- Items
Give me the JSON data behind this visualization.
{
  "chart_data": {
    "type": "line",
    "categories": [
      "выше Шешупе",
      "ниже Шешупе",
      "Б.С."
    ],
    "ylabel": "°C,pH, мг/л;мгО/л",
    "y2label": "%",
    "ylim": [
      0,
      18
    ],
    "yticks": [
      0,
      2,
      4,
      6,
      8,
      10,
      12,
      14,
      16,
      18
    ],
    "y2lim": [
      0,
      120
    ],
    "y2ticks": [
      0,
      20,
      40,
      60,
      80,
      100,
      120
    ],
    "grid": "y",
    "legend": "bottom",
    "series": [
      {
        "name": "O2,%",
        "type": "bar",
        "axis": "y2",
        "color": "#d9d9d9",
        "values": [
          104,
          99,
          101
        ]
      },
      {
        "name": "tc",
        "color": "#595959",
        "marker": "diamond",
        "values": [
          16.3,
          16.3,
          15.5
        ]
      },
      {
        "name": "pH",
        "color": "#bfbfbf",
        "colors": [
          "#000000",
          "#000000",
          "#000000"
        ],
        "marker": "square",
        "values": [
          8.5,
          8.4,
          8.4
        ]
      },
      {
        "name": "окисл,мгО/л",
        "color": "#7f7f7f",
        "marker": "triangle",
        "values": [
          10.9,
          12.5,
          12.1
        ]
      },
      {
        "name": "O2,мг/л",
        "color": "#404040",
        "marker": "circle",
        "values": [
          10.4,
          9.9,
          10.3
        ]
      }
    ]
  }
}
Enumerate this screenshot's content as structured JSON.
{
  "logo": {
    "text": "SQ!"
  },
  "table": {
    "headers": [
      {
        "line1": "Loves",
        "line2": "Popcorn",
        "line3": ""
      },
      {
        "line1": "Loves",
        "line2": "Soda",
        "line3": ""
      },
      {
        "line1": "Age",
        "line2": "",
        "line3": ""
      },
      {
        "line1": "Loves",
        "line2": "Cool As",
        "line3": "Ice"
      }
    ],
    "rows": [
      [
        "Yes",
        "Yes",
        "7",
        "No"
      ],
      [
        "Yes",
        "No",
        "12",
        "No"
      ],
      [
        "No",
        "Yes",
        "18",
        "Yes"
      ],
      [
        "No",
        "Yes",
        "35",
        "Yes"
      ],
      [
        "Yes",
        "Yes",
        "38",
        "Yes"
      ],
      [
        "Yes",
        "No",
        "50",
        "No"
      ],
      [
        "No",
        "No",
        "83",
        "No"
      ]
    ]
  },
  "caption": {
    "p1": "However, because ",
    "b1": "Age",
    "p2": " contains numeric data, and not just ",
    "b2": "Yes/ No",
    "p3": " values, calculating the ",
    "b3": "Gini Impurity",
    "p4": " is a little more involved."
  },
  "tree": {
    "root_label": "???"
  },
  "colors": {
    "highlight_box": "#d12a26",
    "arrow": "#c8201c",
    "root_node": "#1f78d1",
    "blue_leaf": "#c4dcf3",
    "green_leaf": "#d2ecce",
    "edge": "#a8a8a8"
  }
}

- Stated task
Transcribe every record above exactly as it appears.

- Solution to this exercise
Give me the JSON data behind this visualization.
{
  "chart_data": {
    "type": "line",
    "categories": [
      "выше Шешупе",
      "ниже Шешупе",
      "Б.С."
    ],
    "ylabel": "°C,pH, мг/л;мгО/л",
    "y2label": "%",
    "ylim": [
      0,
      18
    ],
    "yticks": [
      0,
      2,
      4,
      6,
      8,
      10,
      12,
      14,
      16,
      18
    ],
    "y2lim": [
      0,
      120
    ],
    "y2ticks": [
      0,
      20,
      40,
      60,
      80,
      100,
      120
    ],
    "grid": "y",
    "legend": "bottom",
    "series": [
      {
        "name": "O2,%",
        "type": "bar",
        "axis": "y2",
        "color": "#d9d9d9",
        "values": [
          104,
          99,
          101
        ]
      },
      {
        "name": "tc",
        "color": "#595959",
        "marker": "diamond",
        "values": [
          16.3,
          16.3,
          15.5
        ]
      },
      {
        "name": "pH",
        "color": "#bfbfbf",
        "colors": [
          "#000000",
          "#000000",
          "#000000"
        ],
        "marker": "square",
        "values": [
          8.5,
          8.4,
          8.4
        ]
      },
      {
        "name": "окисл,мгО/л",
        "color": "#7f7f7f",
        "marker": "triangle",
        "values": [
          10.9,
          12.5,
          12.1
        ]
      },
      {
        "name": "O2,мг/л",
        "color": "#404040",
        "marker": "circle",
        "values": [
          10.4,
          9.9,
          10.3
        ]
      }
    ]
  }
}
Enumerate this screenshot's content as structured JSON.
{
  "logo": {
    "text": "SQ!"
  },
  "table": {
    "headers": [
      {
        "line1": "Loves",
        "line2": "Popcorn",
        "line3": ""
      },
      {
        "line1": "Loves",
        "line2": "Soda",
        "line3": ""
      },
      {
        "line1": "Age",
        "line2": "",
        "line3": ""
      },
      {
        "line1": "Loves",
        "line2": "Cool As",
        "line3": "Ice"
      }
    ],
    "rows": [
      [
        "Yes",
        "Yes",
        "7",
        "No"
      ],
      [
        "Yes",
        "No",
        "12",
        "No"
      ],
      [
        "No",
        "Yes",
        "18",
        "Yes"
      ],
      [
        "No",
        "Yes",
        "35",
        "Yes"
      ],
      [
        "Yes",
        "Yes",
        "38",
        "Yes"
      ],
      [
        "Yes",
        "No",
        "50",
        "No"
      ],
      [
        "No",
        "No",
        "83",
        "No"
      ]
    ]
  },
  "caption": {
    "p1": "However, because ",
    "b1": "Age",
    "p2": " contains numeric data, and not just ",
    "b2": "Yes/ No",
    "p3": " values, calculating the ",
    "b3": "Gini Impurity",
    "p4": " is a little more involved."
  },
  "tree": {
    "root_label": "???"
  },
  "colors": {
    "highlight_box": "#d12a26",
    "arrow": "#c8201c",
    "root_node": "#1f78d1",
    "blue_leaf": "#c4dcf3",
    "green_leaf": "#d2ecce",
    "edge": "#a8a8a8"
  }
}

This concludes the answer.